WORK TO BE COMPLETED:
Copy the data exactly; pictures stay out of the copy.

DATA FOR THIS EXERCISE:
......

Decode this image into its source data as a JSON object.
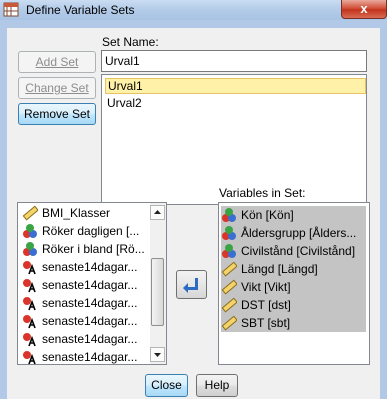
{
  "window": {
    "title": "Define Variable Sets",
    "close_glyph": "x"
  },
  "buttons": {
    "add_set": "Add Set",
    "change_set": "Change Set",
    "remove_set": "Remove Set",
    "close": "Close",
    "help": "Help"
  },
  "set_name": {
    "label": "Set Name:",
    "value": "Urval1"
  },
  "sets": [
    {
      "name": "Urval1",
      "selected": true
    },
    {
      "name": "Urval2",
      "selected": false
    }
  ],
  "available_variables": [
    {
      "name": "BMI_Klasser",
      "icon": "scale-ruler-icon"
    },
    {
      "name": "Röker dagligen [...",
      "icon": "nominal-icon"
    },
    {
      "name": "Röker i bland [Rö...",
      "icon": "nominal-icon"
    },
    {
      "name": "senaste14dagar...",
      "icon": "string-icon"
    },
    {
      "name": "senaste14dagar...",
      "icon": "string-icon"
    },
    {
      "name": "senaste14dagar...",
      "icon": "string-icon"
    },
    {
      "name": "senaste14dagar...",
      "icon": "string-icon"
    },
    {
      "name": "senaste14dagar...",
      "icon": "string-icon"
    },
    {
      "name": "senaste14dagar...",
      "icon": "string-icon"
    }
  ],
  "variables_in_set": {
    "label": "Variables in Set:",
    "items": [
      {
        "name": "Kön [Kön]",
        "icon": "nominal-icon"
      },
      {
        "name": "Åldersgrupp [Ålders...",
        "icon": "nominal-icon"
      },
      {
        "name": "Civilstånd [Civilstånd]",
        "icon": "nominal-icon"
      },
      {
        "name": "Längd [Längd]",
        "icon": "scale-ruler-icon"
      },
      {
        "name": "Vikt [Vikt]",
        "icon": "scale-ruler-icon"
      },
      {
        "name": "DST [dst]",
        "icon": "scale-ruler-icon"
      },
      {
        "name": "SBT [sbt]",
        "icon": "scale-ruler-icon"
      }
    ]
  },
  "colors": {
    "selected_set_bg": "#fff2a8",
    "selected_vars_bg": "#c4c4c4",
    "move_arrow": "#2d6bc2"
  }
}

......

WRITTEN REPLY:
Decode this image into its source data as a JSON object.
{
  "window": {
    "title": "Define Variable Sets",
    "close_glyph": "x"
  },
  "buttons": {
    "add_set": "Add Set",
    "change_set": "Change Set",
    "remove_set": "Remove Set",
    "close": "Close",
    "help": "Help"
  },
  "set_name": {
    "label": "Set Name:",
    "value": "Urval1"
  },
  "sets": [
    {
      "name": "Urval1",
      "selected": true
    },
    {
      "name": "Urval2",
      "selected": false
    }
  ],
  "available_variables": [
    {
      "name": "BMI_Klasser",
      "icon": "scale-ruler-icon"
    },
    {
      "name": "Röker dagligen [...",
      "icon": "nominal-icon"
    },
    {
      "name": "Röker i bland [Rö...",
      "icon": "nominal-icon"
    },
    {
      "name": "senaste14dagar...",
      "icon": "string-icon"
    },
    {
      "name": "senaste14dagar...",
      "icon": "string-icon"
    },
    {
      "name": "senaste14dagar...",
      "icon": "string-icon"
    },
    {
      "name": "senaste14dagar...",
      "icon": "string-icon"
    },
    {
      "name": "senaste14dagar...",
      "icon": "string-icon"
    },
    {
      "name": "senaste14dagar...",
      "icon": "string-icon"
    }
  ],
  "variables_in_set": {
    "label": "Variables in Set:",
    "items": [
      {
        "name": "Kön [Kön]",
        "icon": "nominal-icon"
      },
      {
        "name": "Åldersgrupp [Ålders...",
        "icon": "nominal-icon"
      },
      {
        "name": "Civilstånd [Civilstånd]",
        "icon": "nominal-icon"
      },
      {
        "name": "Längd [Längd]",
        "icon": "scale-ruler-icon"
      },
      {
        "name": "Vikt [Vikt]",
        "icon": "scale-ruler-icon"
      },
      {
        "name": "DST [dst]",
        "icon": "scale-ruler-icon"
      },
      {
        "name": "SBT [sbt]",
        "icon": "scale-ruler-icon"
      }
    ]
  },
  "colors": {
    "selected_set_bg": "#fff2a8",
    "selected_vars_bg": "#c4c4c4",
    "move_arrow": "#2d6bc2"
  }
}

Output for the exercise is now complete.